> Aim of the task
Wherever the word "化工行业周观点" appears in a line, extract that line.

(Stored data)
::::::::

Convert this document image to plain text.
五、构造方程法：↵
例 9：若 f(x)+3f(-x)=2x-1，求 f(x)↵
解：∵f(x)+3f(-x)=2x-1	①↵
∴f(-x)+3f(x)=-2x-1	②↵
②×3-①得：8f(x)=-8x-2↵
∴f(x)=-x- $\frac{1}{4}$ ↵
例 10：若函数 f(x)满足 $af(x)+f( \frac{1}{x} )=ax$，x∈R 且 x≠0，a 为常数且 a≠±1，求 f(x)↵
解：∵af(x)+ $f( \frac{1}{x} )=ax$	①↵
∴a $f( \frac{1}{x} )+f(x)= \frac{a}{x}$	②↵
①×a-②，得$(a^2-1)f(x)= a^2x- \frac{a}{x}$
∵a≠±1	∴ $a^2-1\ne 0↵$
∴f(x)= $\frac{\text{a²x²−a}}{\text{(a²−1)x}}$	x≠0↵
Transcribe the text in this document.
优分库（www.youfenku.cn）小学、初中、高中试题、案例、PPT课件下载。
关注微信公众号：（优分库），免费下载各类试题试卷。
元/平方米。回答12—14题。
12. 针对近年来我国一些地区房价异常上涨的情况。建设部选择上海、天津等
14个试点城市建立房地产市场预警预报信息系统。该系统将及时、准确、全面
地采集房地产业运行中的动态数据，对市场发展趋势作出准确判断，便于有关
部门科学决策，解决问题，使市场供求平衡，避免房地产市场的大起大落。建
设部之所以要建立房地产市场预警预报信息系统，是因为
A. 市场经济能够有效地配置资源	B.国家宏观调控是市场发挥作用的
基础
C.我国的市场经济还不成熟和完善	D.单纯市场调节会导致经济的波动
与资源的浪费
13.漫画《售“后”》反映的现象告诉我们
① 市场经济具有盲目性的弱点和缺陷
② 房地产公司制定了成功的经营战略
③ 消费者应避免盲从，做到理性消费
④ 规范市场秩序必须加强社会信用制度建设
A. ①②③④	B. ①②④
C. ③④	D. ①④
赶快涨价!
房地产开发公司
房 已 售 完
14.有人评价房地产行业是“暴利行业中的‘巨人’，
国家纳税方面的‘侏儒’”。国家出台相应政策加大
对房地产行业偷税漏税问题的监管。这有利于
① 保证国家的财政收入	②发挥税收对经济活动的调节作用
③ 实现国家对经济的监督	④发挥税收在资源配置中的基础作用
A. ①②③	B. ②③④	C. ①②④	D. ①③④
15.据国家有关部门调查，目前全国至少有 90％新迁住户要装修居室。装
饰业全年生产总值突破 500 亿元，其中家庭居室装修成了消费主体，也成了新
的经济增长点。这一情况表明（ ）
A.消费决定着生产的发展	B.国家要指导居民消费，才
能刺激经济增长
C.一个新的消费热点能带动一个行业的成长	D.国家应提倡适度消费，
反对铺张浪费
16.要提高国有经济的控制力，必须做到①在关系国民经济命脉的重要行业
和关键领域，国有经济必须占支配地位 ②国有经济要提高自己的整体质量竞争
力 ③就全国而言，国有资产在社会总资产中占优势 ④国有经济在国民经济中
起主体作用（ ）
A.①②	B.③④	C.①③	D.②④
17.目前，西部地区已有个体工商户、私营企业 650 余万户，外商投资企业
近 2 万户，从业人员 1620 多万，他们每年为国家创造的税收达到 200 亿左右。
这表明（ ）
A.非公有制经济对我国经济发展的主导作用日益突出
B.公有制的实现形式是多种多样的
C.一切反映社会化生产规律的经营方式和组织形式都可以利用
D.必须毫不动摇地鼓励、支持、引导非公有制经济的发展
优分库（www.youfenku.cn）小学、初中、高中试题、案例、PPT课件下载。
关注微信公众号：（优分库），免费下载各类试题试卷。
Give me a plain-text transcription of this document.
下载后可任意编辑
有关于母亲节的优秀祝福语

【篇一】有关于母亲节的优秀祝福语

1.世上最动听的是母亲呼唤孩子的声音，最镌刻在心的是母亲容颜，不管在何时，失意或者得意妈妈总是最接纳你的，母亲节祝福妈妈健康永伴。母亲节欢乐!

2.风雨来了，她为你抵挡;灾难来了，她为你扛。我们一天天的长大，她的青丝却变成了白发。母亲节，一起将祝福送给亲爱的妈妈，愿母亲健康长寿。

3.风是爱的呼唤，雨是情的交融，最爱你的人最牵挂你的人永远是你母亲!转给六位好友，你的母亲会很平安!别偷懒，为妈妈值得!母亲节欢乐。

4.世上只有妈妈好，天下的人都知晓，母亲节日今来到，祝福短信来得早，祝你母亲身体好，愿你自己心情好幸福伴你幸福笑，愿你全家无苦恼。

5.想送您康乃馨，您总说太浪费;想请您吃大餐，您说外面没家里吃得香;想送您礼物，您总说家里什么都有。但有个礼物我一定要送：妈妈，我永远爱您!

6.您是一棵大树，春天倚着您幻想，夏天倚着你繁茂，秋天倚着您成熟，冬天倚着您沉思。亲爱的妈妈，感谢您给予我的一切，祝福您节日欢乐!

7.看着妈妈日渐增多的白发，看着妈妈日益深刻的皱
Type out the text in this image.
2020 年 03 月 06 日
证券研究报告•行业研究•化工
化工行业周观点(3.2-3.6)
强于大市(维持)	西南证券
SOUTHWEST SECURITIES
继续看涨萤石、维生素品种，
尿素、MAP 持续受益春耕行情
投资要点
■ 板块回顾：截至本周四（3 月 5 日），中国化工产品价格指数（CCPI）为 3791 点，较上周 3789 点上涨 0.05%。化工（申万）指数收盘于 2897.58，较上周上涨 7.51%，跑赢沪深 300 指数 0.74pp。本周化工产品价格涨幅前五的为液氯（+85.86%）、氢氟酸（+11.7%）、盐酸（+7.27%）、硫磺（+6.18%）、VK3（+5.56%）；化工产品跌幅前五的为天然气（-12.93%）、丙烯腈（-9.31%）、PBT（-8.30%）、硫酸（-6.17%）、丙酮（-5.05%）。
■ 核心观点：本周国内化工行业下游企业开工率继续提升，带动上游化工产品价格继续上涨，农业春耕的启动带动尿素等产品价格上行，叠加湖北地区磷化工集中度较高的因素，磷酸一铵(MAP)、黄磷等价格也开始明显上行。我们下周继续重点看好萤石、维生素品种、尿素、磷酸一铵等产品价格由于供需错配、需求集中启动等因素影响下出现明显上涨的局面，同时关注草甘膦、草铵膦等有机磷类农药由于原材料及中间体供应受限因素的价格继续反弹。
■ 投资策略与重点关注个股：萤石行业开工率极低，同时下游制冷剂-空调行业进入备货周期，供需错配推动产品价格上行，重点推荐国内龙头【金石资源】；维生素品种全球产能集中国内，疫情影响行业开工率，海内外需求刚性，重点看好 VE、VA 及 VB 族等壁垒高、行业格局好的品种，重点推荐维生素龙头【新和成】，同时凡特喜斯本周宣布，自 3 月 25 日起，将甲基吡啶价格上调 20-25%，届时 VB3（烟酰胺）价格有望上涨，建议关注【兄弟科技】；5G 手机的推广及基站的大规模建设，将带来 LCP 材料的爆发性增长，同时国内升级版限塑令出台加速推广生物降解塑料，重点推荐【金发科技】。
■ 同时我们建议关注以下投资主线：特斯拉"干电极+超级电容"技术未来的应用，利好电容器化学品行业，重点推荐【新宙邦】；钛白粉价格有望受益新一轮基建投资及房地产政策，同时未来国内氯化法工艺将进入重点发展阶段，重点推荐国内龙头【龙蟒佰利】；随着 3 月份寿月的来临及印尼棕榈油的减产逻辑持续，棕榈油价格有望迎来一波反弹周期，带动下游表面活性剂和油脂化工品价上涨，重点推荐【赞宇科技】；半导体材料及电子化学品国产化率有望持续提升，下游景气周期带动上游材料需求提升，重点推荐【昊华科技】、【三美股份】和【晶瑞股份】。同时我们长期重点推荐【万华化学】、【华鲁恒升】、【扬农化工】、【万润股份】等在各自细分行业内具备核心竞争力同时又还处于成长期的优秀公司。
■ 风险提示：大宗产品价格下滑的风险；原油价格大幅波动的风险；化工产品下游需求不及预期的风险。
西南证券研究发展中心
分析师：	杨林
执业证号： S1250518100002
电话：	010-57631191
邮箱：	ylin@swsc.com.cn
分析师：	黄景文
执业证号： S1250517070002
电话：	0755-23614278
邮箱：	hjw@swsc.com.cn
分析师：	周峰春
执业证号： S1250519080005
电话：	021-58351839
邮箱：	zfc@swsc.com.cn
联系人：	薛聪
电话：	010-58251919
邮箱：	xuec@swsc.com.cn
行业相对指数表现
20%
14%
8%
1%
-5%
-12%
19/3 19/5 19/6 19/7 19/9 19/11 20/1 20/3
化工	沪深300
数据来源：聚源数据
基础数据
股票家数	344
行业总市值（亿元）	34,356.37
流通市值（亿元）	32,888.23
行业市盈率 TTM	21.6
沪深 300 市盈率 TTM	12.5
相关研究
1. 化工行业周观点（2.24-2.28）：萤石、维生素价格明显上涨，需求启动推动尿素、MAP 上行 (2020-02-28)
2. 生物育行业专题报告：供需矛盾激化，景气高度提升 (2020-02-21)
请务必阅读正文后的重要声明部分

::::::::

> The solution
化工行业周观点(3.2-3.6)
1. 化工行业周观点（2.24-2.28）：萤石、维生素价格明显上涨，需求启动推动尿素、MAP 上行 (2020-02-28)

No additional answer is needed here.